▶ **STATED EXERCISE**
Count every line in the entries that contains "name". Report that count alone.

— START OF RAW RECORDS —

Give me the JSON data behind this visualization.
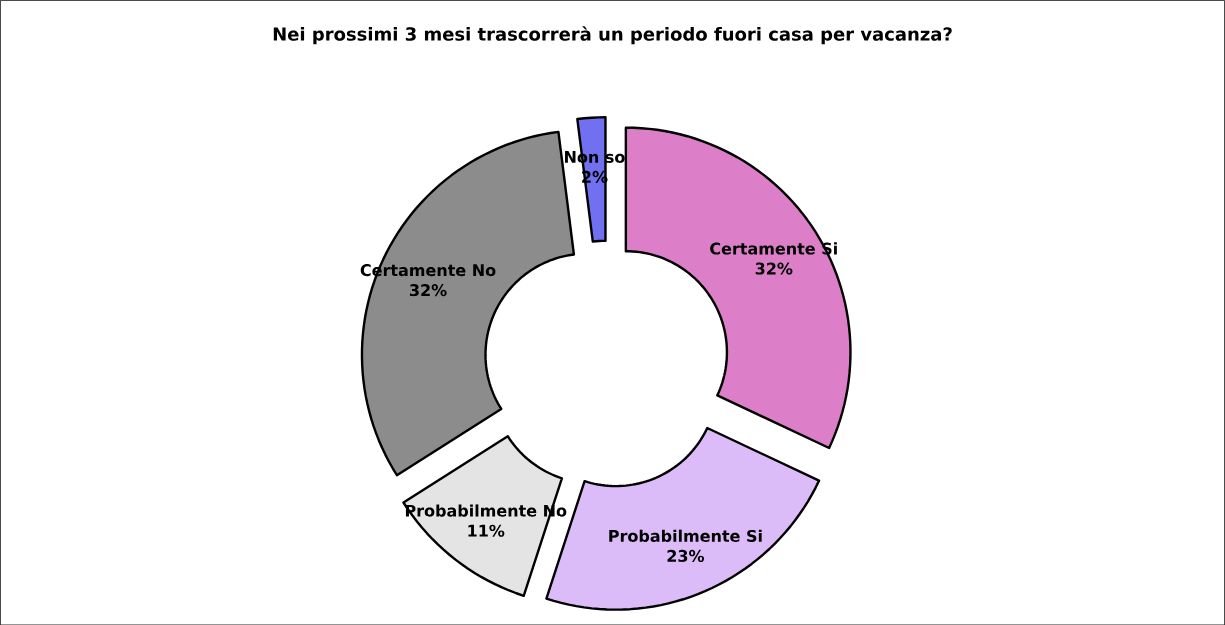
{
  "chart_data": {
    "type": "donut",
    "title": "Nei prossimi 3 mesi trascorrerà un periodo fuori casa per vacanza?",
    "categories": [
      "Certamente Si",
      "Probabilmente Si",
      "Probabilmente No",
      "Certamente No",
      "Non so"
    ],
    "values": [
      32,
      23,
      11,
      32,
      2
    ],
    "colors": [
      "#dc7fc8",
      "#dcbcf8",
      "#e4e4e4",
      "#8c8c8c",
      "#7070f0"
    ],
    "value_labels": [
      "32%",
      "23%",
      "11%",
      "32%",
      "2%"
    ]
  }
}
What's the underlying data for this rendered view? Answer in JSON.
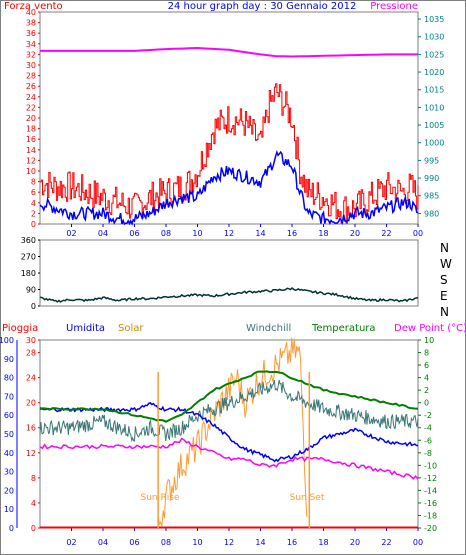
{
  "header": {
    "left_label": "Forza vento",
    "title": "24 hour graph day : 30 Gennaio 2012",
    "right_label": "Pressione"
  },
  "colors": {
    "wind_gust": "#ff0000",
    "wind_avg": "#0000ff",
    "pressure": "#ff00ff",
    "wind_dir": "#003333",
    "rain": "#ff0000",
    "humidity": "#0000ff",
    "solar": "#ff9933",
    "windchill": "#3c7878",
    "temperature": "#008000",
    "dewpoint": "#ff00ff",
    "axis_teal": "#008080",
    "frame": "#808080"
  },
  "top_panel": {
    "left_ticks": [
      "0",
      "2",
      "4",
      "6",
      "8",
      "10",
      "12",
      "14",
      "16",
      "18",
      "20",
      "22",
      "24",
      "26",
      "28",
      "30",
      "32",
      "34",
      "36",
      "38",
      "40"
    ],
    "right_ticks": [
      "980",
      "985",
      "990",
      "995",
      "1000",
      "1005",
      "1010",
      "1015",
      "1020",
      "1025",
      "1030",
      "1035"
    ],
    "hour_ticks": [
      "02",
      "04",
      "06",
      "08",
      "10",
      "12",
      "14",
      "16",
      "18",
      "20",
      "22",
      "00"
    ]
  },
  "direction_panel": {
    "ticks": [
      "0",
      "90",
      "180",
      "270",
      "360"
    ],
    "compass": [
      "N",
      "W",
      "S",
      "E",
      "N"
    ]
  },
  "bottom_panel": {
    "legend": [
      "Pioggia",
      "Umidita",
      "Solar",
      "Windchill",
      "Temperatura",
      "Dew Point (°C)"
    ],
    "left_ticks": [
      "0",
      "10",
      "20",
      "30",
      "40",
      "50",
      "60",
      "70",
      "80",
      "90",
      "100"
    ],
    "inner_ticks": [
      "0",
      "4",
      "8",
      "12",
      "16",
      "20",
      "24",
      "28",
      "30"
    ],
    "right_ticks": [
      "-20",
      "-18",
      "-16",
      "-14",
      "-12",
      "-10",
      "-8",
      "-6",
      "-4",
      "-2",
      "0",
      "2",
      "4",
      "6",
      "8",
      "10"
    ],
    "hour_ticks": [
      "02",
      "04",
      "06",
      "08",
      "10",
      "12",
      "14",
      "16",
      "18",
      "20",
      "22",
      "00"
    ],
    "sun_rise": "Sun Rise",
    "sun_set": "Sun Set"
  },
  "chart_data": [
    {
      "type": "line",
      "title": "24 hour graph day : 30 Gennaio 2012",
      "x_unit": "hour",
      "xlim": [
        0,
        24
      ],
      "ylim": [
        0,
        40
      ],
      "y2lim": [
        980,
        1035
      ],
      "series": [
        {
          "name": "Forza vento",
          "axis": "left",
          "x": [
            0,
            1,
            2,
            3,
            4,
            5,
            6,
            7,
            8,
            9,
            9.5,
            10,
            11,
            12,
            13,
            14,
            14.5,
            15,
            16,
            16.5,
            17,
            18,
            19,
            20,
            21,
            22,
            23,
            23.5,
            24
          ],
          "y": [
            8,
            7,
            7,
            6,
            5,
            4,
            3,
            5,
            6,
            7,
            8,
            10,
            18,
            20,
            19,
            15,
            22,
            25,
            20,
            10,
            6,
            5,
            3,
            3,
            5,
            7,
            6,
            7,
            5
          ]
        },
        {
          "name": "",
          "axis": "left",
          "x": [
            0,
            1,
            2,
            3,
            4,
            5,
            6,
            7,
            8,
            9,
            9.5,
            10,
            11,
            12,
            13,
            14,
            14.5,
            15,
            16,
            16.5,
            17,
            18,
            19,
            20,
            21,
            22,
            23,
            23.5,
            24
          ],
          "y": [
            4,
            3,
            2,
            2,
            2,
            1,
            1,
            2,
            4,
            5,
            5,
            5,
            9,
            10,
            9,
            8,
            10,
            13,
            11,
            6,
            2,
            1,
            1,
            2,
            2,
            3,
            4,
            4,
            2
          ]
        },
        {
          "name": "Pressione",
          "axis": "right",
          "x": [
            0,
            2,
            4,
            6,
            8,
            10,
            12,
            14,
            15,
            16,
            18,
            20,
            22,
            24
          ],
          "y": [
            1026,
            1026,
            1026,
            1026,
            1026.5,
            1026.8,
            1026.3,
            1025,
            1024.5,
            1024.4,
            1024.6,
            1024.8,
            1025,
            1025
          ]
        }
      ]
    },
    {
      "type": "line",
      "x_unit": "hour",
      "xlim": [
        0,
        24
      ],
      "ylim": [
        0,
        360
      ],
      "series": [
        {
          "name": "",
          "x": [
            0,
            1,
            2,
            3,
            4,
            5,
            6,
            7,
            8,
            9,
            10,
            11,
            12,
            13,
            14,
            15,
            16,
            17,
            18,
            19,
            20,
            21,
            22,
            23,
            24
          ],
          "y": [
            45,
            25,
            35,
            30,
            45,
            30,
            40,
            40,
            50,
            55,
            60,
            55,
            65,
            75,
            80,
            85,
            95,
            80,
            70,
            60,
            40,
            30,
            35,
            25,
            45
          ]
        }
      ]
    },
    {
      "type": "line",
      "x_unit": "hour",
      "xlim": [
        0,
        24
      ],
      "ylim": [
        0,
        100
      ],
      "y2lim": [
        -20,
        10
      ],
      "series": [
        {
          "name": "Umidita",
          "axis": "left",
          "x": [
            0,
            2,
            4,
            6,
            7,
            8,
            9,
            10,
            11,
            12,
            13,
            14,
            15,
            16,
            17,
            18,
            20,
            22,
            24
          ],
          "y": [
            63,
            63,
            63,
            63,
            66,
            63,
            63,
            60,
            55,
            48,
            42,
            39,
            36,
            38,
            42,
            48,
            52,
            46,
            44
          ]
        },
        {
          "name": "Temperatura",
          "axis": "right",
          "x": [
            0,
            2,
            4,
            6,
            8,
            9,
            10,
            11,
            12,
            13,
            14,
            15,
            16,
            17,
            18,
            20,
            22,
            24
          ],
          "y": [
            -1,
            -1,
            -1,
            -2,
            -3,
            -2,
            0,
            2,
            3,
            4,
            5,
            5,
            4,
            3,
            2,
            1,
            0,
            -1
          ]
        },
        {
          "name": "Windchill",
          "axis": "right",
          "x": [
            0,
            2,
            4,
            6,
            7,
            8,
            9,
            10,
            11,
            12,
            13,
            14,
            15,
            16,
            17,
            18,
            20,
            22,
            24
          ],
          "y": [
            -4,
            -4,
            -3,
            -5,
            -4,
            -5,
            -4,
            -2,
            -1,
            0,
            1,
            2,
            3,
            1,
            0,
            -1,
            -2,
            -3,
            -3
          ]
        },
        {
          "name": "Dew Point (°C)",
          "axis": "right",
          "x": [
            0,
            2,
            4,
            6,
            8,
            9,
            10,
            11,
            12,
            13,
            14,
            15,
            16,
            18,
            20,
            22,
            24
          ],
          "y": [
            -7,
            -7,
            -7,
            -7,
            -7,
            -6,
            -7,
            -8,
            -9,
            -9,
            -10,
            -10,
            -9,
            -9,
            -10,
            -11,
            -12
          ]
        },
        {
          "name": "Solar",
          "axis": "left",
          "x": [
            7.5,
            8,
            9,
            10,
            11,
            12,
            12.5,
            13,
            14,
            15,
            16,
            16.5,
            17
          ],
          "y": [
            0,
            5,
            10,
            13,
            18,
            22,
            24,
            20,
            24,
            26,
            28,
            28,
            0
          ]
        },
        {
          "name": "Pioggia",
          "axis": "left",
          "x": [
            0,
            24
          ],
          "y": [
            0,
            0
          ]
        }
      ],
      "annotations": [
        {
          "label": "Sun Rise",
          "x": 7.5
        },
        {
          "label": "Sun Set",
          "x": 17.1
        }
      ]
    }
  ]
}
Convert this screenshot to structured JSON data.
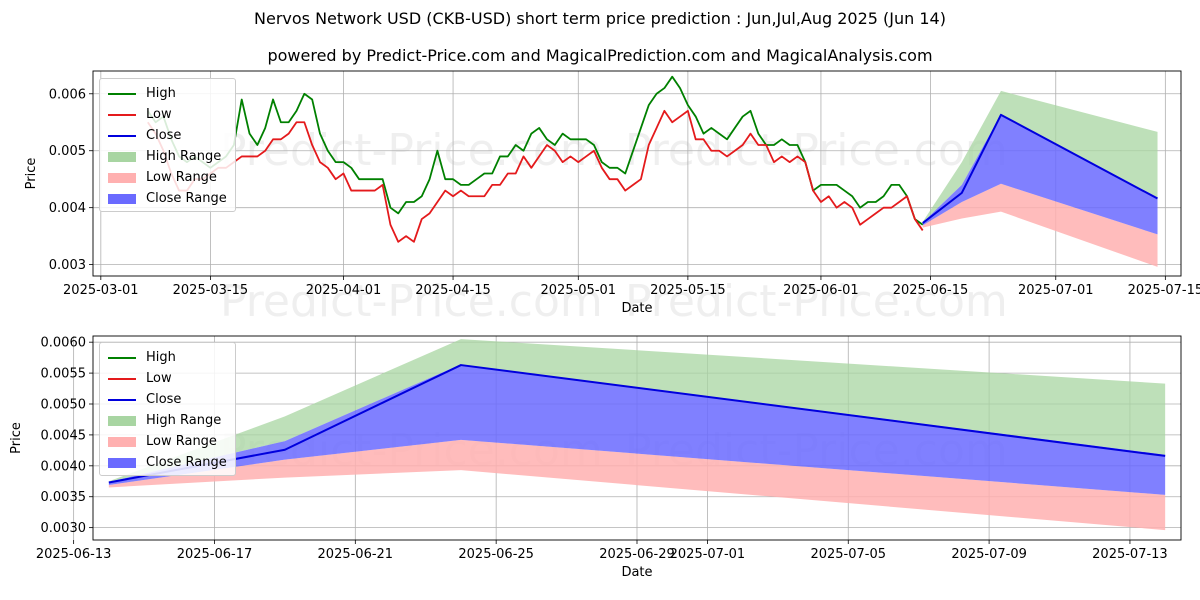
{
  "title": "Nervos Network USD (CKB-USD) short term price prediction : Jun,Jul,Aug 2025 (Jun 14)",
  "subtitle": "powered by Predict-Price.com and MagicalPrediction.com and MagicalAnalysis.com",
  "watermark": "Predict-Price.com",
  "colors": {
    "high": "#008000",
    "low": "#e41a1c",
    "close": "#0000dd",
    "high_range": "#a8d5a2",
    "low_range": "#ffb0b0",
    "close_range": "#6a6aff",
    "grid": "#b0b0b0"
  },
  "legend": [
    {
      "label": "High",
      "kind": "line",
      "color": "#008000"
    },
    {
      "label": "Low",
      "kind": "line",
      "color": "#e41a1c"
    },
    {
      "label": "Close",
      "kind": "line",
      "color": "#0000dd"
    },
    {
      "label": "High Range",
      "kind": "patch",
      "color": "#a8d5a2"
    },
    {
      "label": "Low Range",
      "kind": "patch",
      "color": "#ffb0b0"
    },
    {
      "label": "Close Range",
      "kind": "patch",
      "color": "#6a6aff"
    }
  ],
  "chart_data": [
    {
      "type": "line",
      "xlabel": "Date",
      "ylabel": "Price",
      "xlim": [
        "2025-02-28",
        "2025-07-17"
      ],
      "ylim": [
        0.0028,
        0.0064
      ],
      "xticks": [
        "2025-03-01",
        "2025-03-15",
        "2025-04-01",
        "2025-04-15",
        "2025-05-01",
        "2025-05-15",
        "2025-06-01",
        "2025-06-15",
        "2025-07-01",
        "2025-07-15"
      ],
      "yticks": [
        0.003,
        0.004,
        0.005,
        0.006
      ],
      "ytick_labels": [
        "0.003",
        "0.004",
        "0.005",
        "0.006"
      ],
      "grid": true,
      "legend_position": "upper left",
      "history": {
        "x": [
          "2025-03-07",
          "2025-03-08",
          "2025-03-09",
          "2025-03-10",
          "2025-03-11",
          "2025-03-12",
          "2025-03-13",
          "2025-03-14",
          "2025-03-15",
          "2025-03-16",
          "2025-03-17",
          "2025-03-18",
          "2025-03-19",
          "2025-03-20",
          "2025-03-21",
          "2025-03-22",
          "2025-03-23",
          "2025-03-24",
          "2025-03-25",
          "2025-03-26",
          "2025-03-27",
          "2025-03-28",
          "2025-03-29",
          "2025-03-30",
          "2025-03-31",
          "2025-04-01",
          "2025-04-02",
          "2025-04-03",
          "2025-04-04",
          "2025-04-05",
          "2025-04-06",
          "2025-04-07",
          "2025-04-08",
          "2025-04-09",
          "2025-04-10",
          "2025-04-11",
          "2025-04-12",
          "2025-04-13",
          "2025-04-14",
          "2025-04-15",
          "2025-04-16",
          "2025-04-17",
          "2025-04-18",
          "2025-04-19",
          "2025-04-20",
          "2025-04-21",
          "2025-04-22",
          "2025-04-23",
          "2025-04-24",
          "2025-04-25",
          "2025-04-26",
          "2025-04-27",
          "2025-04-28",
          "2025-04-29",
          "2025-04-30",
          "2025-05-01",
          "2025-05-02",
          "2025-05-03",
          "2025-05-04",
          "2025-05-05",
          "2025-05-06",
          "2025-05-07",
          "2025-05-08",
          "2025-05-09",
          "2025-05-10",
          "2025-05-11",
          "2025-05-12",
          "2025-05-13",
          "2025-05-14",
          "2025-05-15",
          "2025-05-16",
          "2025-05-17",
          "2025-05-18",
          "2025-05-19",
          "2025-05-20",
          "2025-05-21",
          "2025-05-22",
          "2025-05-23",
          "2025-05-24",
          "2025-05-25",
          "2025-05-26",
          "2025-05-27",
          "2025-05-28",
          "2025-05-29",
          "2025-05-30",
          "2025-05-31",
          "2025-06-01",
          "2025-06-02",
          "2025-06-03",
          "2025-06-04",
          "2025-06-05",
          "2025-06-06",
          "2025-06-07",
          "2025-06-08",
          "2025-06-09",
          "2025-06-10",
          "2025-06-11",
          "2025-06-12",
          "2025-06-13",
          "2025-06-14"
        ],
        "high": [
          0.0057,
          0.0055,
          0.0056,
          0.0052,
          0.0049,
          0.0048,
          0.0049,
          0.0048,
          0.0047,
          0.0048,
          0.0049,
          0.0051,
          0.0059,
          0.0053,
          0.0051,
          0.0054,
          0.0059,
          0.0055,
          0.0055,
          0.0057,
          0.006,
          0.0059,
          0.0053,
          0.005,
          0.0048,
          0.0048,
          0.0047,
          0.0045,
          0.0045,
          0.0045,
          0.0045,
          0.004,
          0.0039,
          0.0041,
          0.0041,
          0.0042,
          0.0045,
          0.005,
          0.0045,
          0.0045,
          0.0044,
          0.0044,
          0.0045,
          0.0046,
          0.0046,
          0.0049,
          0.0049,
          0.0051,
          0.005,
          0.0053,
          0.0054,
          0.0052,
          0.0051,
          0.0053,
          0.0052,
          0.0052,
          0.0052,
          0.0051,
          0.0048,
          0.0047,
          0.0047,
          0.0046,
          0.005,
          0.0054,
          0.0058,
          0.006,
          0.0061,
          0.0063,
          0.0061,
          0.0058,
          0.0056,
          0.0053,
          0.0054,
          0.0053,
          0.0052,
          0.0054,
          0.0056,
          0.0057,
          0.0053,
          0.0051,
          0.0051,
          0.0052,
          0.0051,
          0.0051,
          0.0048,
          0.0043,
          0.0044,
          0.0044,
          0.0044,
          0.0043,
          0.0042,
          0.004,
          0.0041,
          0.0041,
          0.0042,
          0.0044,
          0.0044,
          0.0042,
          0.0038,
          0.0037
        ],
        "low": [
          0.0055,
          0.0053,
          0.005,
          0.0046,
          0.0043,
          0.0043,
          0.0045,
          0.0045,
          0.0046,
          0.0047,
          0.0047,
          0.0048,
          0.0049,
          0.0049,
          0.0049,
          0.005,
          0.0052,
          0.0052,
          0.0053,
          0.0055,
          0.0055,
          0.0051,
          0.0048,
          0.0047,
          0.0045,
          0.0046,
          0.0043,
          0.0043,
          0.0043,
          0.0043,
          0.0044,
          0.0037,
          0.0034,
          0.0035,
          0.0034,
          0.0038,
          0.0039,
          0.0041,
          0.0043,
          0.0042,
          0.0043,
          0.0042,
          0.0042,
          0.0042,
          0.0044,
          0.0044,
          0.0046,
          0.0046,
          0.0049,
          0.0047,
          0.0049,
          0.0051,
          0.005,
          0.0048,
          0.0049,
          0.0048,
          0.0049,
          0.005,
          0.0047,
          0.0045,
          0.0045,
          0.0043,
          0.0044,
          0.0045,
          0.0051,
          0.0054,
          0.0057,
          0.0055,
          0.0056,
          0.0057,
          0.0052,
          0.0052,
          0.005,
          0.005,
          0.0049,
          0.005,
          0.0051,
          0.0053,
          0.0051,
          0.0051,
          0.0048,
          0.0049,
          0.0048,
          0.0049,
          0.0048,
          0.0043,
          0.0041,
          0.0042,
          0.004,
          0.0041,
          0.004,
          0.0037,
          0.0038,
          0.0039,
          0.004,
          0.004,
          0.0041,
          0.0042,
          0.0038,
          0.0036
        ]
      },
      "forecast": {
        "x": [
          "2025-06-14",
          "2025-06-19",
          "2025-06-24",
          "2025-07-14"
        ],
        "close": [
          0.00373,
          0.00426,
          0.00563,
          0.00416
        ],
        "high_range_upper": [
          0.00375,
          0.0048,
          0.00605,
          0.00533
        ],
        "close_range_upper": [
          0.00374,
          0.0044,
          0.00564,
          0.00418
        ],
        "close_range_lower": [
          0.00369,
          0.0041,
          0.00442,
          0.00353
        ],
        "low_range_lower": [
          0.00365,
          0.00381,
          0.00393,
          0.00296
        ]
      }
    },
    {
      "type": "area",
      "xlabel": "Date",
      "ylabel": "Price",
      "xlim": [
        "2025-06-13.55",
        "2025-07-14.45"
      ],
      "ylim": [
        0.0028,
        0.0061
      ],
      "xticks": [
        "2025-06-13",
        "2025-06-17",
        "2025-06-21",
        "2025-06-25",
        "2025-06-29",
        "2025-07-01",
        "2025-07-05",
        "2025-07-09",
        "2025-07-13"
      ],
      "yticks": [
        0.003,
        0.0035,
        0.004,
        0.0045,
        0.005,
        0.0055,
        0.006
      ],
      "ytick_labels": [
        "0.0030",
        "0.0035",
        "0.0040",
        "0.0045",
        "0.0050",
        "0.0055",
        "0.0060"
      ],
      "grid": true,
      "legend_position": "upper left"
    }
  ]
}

— END OF RAW RECORDS —

▶ **RESPONSE FOR THIS EXERCISE**
10